### Work to do:
Select the lines that contain "plates" and copy each of them.

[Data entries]

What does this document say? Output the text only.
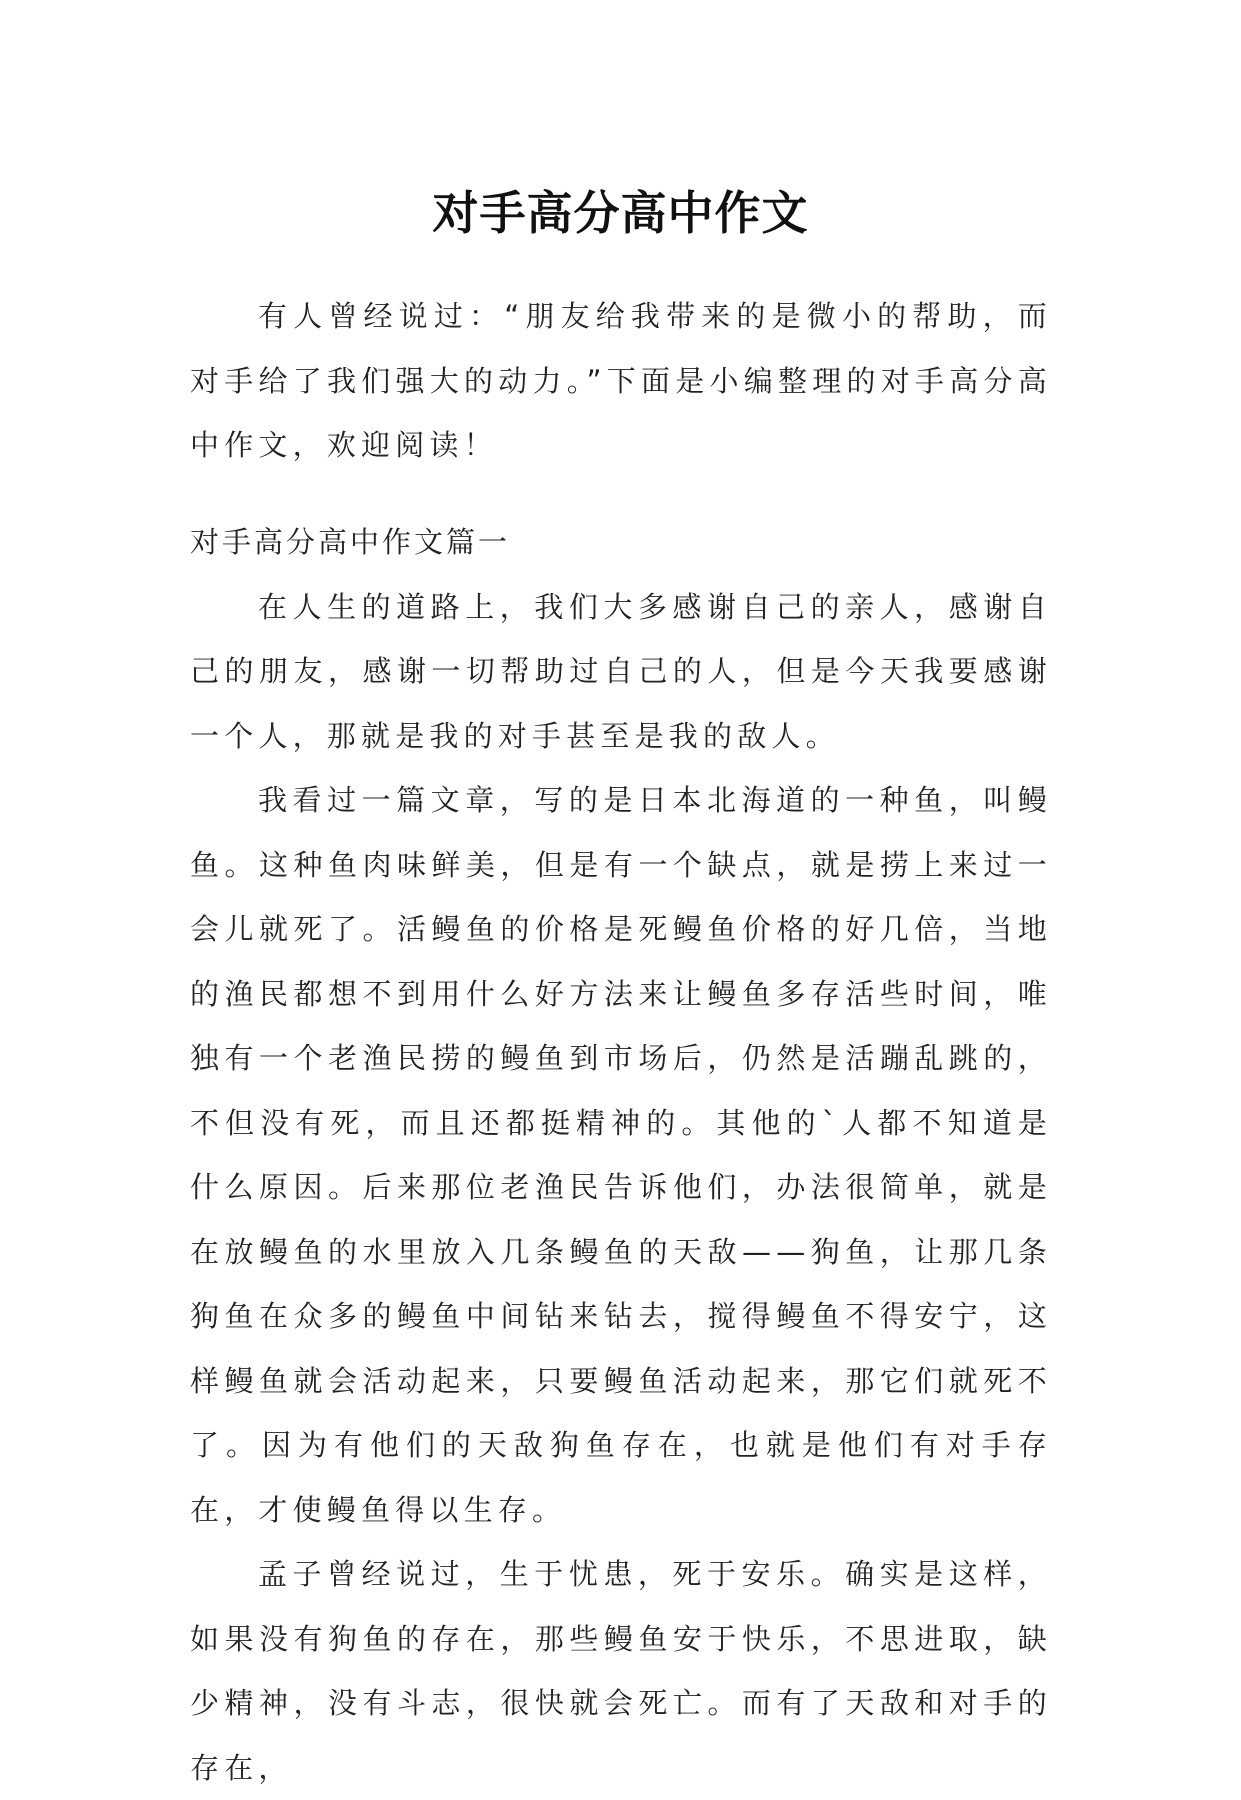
对手高分高中作文

有人曾经说过：“朋友给我带来的是微小的帮助，而对手给了我们强大的动力。”下面是小编整理的对手高分高中作文，欢迎阅读！

对手高分高中作文篇一

在人生的道路上，我们大多感谢自己的亲人，感谢自己的朋友，感谢一切帮助过自己的人，但是今天我要感谢一个人，那就是我的对手甚至是我的敌人。

我看过一篇文章，写的是日本北海道的一种鱼，叫鳗鱼。这种鱼肉味鲜美，但是有一个缺点，就是捞上来过一会儿就死了。活鳗鱼的价格是死鳗鱼价格的好几倍，当地的渔民都想不到用什么好方法来让鳗鱼多存活些时间，唯独有一个老渔民捞的鳗鱼到市场后，仍然是活蹦乱跳的，不但没有死，而且还都挺精神的。其他的`人都不知道是什么原因。后来那位老渔民告诉他们，办法很简单，就是在放鳗鱼的水里放入几条鳗鱼的天敌——狗鱼，让那几条狗鱼在众多的鳗鱼中间钻来钻去，搅得鳗鱼不得安宁，这样鳗鱼就会活动起来，只要鳗鱼活动起来，那它们就死不了。因为有他们的天敌狗鱼存在，也就是他们有对手存在，才使鳗鱼得以生存。

孟子曾经说过，生于忧患，死于安乐。确实是这样，如果没有狗鱼的存在，那些鳗鱼安于快乐，不思进取，缺少精神，没有斗志，很快就会死亡。而有了天敌和对手的存在，
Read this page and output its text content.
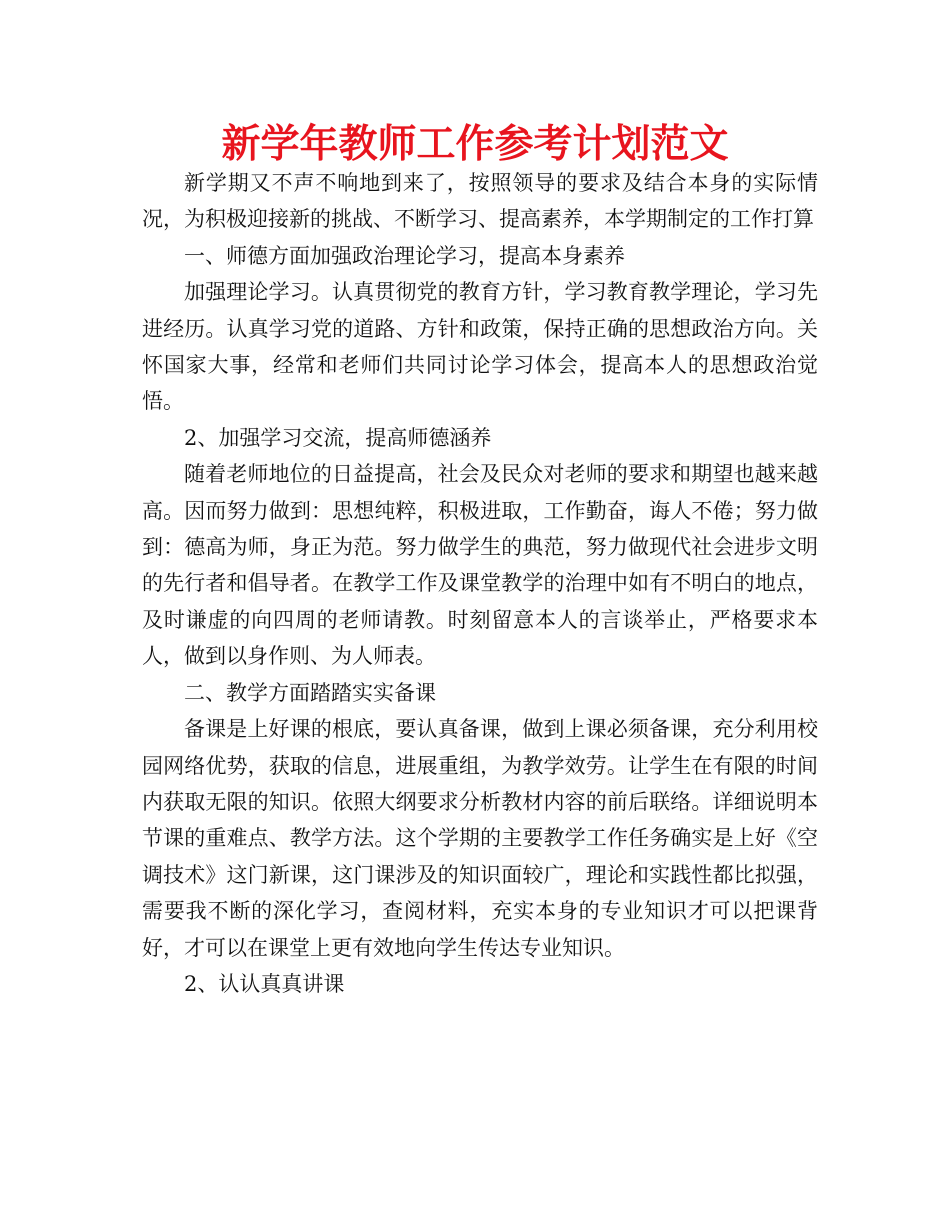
新学年教师工作参考计划范文

新学期又不声不响地到来了，按照领导的要求及结合本身的实际情况，为积极迎接新的挑战、不断学习、提高素养，本学期制定的工作打算

一、师德方面加强政治理论学习，提高本身素养

加强理论学习。认真贯彻党的教育方针，学习教育教学理论，学习先进经历。认真学习党的道路、方针和政策，保持正确的思想政治方向。关怀国家大事，经常和老师们共同讨论学习体会，提高本人的思想政治觉悟。

2、加强学习交流，提高师德涵养

随着老师地位的日益提高，社会及民众对老师的要求和期望也越来越高。因而努力做到：思想纯粹，积极进取，工作勤奋，诲人不倦；努力做到：德高为师，身正为范。努力做学生的典范，努力做现代社会进步文明的先行者和倡导者。在教学工作及课堂教学的治理中如有不明白的地点，及时谦虚的向四周的老师请教。时刻留意本人的言谈举止，严格要求本人，做到以身作则、为人师表。

二、教学方面踏踏实实备课

备课是上好课的根底，要认真备课，做到上课必须备课，充分利用校园网络优势，获取的信息，进展重组，为教学效劳。让学生在有限的时间内获取无限的知识。依照大纲要求分析教材内容的前后联络。详细说明本节课的重难点、教学方法。这个学期的主要教学工作任务确实是上好《空调技术》这门新课，这门课涉及的知识面较广，理论和实践性都比拟强，需要我不断的深化学习，查阅材料，充实本身的专业知识才可以把课背好，才可以在课堂上更有效地向学生传达专业知识。

2、认认真真讲课
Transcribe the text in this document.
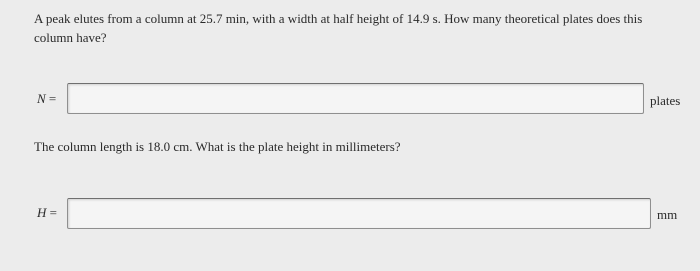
A peak elutes from a column at 25.7 min, with a width at half height of 14.9 s. How many theoretical plates does this column have?
N =	plates
The column length is 18.0 cm. What is the plate height in millimeters?
H =	mm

### Solution for this exercise:
A peak elutes from a column at 25.7 min, with a width at half height of 14.9 s. How many theoretical plates does this column have?
N =	plates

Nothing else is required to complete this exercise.